**Directive:**
Change every "Pushed Messages" in the records below to "Sent Messages" and leave all other text as it is. Omit the pictures from your answer.

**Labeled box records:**

┌────────

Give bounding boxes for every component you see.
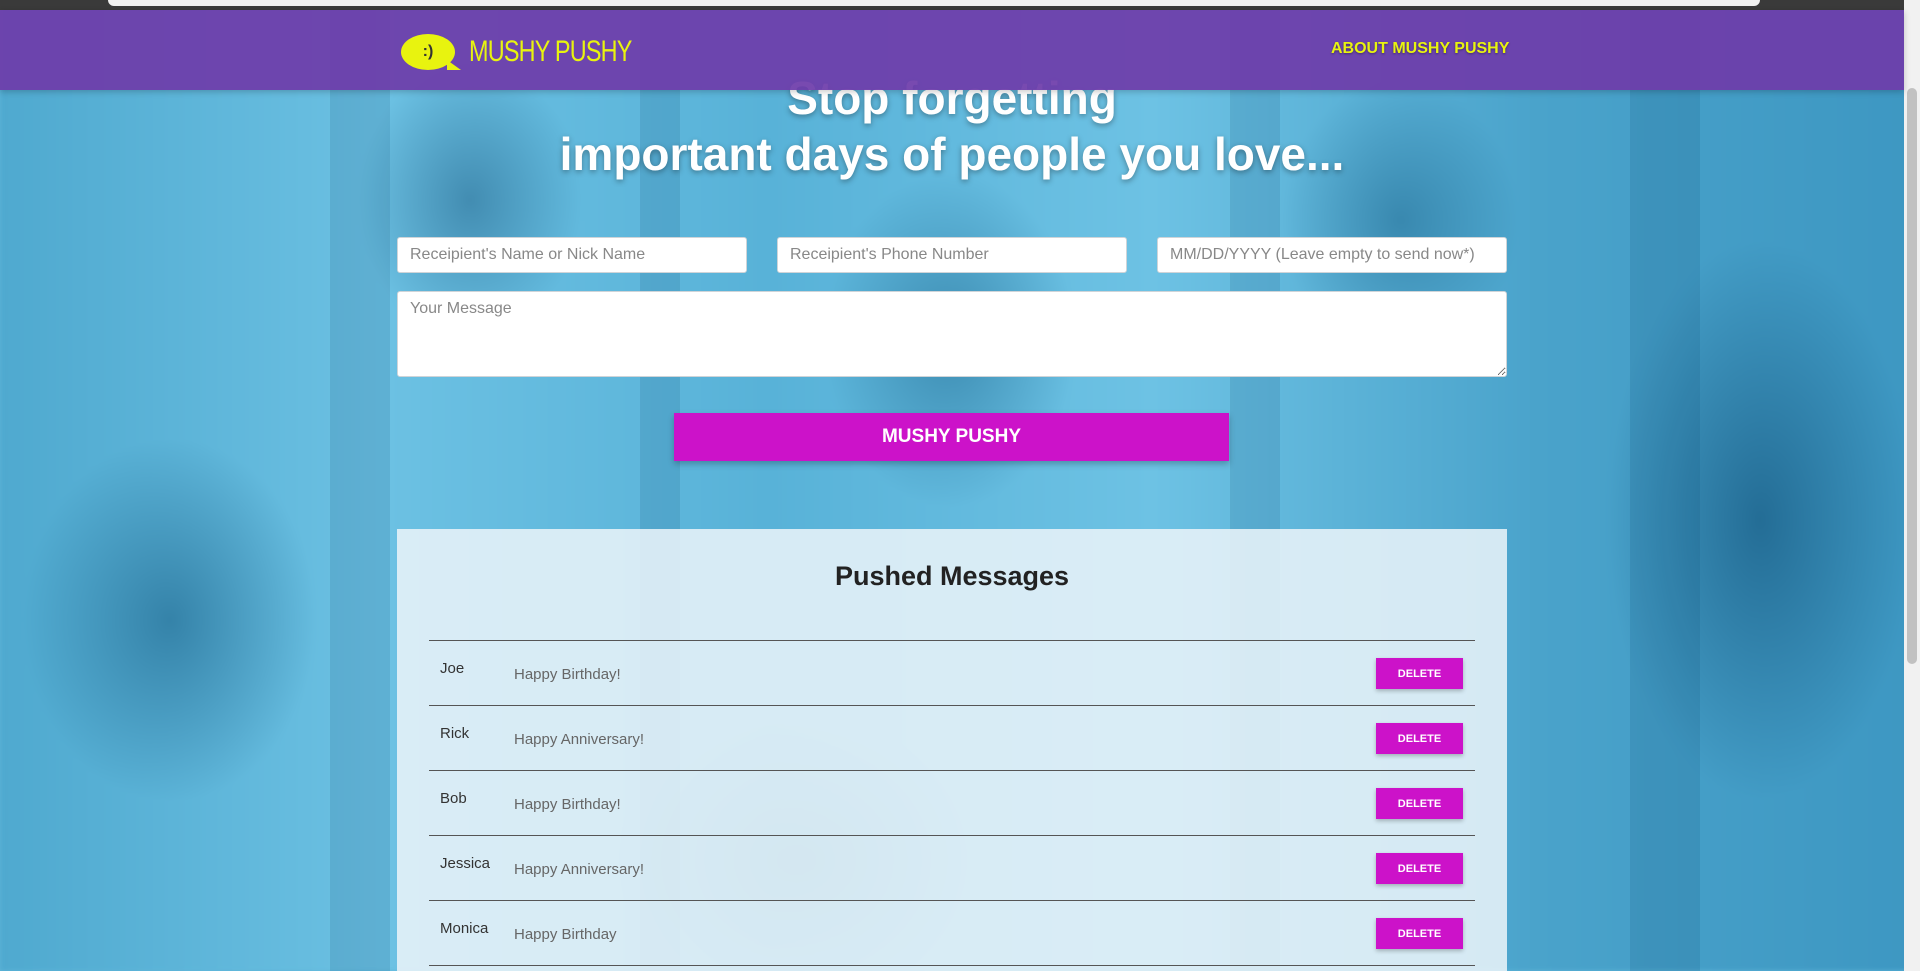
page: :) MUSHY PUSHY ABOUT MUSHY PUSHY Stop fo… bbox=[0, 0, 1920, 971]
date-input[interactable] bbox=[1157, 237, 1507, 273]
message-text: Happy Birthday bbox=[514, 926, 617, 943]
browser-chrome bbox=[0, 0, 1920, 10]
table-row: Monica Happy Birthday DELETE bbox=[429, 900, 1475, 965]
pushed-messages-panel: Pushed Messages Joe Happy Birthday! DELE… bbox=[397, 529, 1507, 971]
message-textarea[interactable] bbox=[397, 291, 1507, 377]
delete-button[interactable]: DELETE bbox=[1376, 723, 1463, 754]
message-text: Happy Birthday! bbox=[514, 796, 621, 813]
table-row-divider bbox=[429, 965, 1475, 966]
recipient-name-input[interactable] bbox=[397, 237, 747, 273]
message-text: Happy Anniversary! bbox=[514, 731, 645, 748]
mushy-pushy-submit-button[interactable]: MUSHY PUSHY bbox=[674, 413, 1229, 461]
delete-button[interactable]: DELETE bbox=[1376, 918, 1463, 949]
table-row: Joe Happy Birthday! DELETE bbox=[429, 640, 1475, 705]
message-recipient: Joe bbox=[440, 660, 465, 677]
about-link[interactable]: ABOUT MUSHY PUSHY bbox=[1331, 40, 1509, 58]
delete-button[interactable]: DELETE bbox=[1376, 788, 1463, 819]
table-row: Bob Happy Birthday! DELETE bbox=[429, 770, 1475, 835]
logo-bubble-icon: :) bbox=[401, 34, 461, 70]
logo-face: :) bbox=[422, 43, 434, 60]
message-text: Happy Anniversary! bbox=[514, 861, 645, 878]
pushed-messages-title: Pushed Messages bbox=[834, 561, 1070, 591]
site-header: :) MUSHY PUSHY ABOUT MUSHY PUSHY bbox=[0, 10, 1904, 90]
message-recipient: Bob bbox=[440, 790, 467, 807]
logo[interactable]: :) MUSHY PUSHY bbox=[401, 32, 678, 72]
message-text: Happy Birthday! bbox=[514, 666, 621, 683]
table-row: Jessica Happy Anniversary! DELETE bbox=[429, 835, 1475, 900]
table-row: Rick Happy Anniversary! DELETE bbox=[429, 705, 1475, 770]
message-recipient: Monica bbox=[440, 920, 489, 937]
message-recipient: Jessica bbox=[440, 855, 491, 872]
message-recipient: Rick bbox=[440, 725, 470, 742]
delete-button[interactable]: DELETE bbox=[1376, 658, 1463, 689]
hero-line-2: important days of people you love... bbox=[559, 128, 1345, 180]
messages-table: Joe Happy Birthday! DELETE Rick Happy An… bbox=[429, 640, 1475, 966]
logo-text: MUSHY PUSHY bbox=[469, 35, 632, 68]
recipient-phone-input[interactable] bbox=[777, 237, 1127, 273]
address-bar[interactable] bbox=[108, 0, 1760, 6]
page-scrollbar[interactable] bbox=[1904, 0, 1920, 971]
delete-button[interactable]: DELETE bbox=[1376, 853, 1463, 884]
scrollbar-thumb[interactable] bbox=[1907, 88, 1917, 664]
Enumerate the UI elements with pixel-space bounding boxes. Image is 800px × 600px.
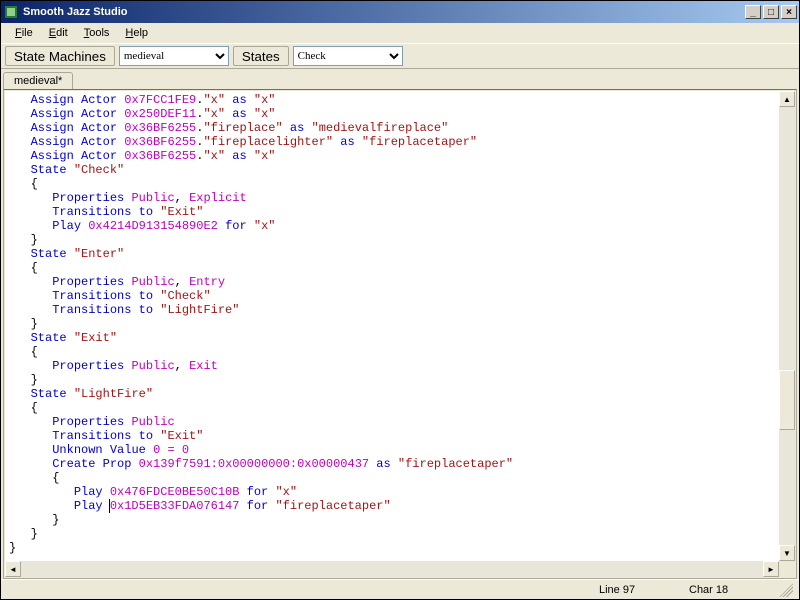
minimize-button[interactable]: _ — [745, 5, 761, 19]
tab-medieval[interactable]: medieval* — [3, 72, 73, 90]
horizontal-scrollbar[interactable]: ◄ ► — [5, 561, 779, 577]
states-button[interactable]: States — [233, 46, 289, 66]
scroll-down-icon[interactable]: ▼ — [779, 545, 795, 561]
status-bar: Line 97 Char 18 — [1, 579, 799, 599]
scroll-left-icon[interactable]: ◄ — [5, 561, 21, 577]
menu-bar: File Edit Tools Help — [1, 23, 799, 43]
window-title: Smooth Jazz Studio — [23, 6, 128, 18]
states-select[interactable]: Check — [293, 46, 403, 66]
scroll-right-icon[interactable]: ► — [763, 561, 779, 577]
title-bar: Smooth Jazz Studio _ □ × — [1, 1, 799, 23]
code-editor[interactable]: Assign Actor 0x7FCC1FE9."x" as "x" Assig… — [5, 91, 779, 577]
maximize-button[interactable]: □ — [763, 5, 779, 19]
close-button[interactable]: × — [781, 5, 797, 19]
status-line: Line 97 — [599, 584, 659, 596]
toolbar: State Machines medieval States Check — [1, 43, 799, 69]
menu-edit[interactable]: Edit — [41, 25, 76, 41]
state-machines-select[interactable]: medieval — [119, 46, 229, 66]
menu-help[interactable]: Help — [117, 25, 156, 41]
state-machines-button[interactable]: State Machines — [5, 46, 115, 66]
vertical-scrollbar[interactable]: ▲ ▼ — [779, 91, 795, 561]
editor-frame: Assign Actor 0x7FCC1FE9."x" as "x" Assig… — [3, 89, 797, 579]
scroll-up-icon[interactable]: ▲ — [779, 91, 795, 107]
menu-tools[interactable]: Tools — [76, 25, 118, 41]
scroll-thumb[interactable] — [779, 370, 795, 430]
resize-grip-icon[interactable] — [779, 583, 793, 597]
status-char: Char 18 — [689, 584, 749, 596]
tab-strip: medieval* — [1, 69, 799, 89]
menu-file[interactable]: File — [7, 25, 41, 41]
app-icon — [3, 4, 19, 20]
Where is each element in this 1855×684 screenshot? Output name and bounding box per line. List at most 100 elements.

└────────

**Answer for this exercise:**
Give bounding boxes for every component you see.
page: :) MUSHY PUSHY ABOUT MUSHY PUSHY Stop fo… bbox=[0, 0, 1920, 971]
date-input[interactable] bbox=[1157, 237, 1507, 273]
message-text: Happy Birthday bbox=[514, 926, 617, 943]
browser-chrome bbox=[0, 0, 1920, 10]
table-row: Monica Happy Birthday DELETE bbox=[429, 900, 1475, 965]
pushed-messages-panel: Sent Messages Joe Happy Birthday! DELE… bbox=[397, 529, 1507, 971]
message-textarea[interactable] bbox=[397, 291, 1507, 377]
delete-button[interactable]: DELETE bbox=[1376, 723, 1463, 754]
message-text: Happy Birthday! bbox=[514, 796, 621, 813]
table-row-divider bbox=[429, 965, 1475, 966]
recipient-name-input[interactable] bbox=[397, 237, 747, 273]
message-text: Happy Anniversary! bbox=[514, 731, 645, 748]
mushy-pushy-submit-button[interactable]: MUSHY PUSHY bbox=[674, 413, 1229, 461]
delete-button[interactable]: DELETE bbox=[1376, 918, 1463, 949]
table-row: Joe Happy Birthday! DELETE bbox=[429, 640, 1475, 705]
message-recipient: Joe bbox=[440, 660, 465, 677]
about-link[interactable]: ABOUT MUSHY PUSHY bbox=[1331, 40, 1509, 58]
delete-button[interactable]: DELETE bbox=[1376, 788, 1463, 819]
table-row: Bob Happy Birthday! DELETE bbox=[429, 770, 1475, 835]
logo-bubble-icon: :) bbox=[401, 34, 461, 70]
logo-face: :) bbox=[422, 43, 434, 60]
message-text: Happy Anniversary! bbox=[514, 861, 645, 878]
pushed-messages-title: Sent Messages bbox=[834, 561, 1070, 591]
site-header: :) MUSHY PUSHY ABOUT MUSHY PUSHY bbox=[0, 10, 1904, 90]
message-recipient: Bob bbox=[440, 790, 467, 807]
logo[interactable]: :) MUSHY PUSHY bbox=[401, 32, 678, 72]
message-text: Happy Birthday! bbox=[514, 666, 621, 683]
table-row: Jessica Happy Anniversary! DELETE bbox=[429, 835, 1475, 900]
table-row: Rick Happy Anniversary! DELETE bbox=[429, 705, 1475, 770]
message-recipient: Monica bbox=[440, 920, 489, 937]
message-recipient: Jessica bbox=[440, 855, 491, 872]
message-recipient: Rick bbox=[440, 725, 470, 742]
delete-button[interactable]: DELETE bbox=[1376, 658, 1463, 689]
hero-line-2: important days of people you love... bbox=[559, 128, 1345, 180]
messages-table: Joe Happy Birthday! DELETE Rick Happy An… bbox=[429, 640, 1475, 966]
logo-text: MUSHY PUSHY bbox=[469, 35, 632, 68]
recipient-phone-input[interactable] bbox=[777, 237, 1127, 273]
address-bar[interactable] bbox=[108, 0, 1760, 6]
page-scrollbar[interactable] bbox=[1904, 0, 1920, 971]
delete-button[interactable]: DELETE bbox=[1376, 853, 1463, 884]
scrollbar-thumb[interactable] bbox=[1907, 88, 1917, 664]
Enumerate the UI elements with pixel-space bounding boxes. Image is 800px × 600px.
minimize-button[interactable]: _ — [745, 5, 761, 19]
tab-medieval[interactable]: medieval* — [3, 72, 73, 90]
horizontal-scrollbar[interactable]: ◄ ► — [5, 561, 779, 577]
states-button[interactable]: States — [233, 46, 289, 66]
scroll-down-icon[interactable]: ▼ — [779, 545, 795, 561]
status-bar: Line 97 Char 18 — [1, 579, 799, 599]
scroll-left-icon[interactable]: ◄ — [5, 561, 21, 577]
menu-bar: File Edit Tools Help — [1, 23, 799, 43]
window-title: Smooth Jazz Studio — [23, 6, 128, 18]
states-select[interactable]: Check — [293, 46, 403, 66]
scroll-right-icon[interactable]: ► — [763, 561, 779, 577]
title-bar: Smooth Jazz Studio _ □ × — [1, 1, 799, 23]
code-editor[interactable]: Assign Actor 0x7FCC1FE9."x" as "x" Assig… — [5, 91, 779, 577]
maximize-button[interactable]: □ — [763, 5, 779, 19]
close-button[interactable]: × — [781, 5, 797, 19]
status-line: Line 97 — [599, 584, 659, 596]
toolbar: State Machines medieval States Check — [1, 43, 799, 69]
menu-edit[interactable]: Edit — [41, 25, 76, 41]
state-machines-select[interactable]: medieval — [119, 46, 229, 66]
menu-help[interactable]: Help — [117, 25, 156, 41]
state-machines-button[interactable]: State Machines — [5, 46, 115, 66]
vertical-scrollbar[interactable]: ▲ ▼ — [779, 91, 795, 561]
editor-frame: Assign Actor 0x7FCC1FE9."x" as "x" Assig… — [3, 89, 797, 579]
scroll-up-icon[interactable]: ▲ — [779, 91, 795, 107]
menu-tools[interactable]: Tools — [76, 25, 118, 41]
scroll-thumb[interactable] — [779, 370, 795, 430]
resize-grip-icon[interactable] — [779, 583, 793, 597]
status-char: Char 18 — [689, 584, 749, 596]
tab-strip: medieval* — [1, 69, 799, 89]
menu-file[interactable]: File — [7, 25, 41, 41]
app-icon — [3, 4, 19, 20]
Where is each element in this 1855×684 screenshot? Output name and bounding box per line. List at most 100 elements.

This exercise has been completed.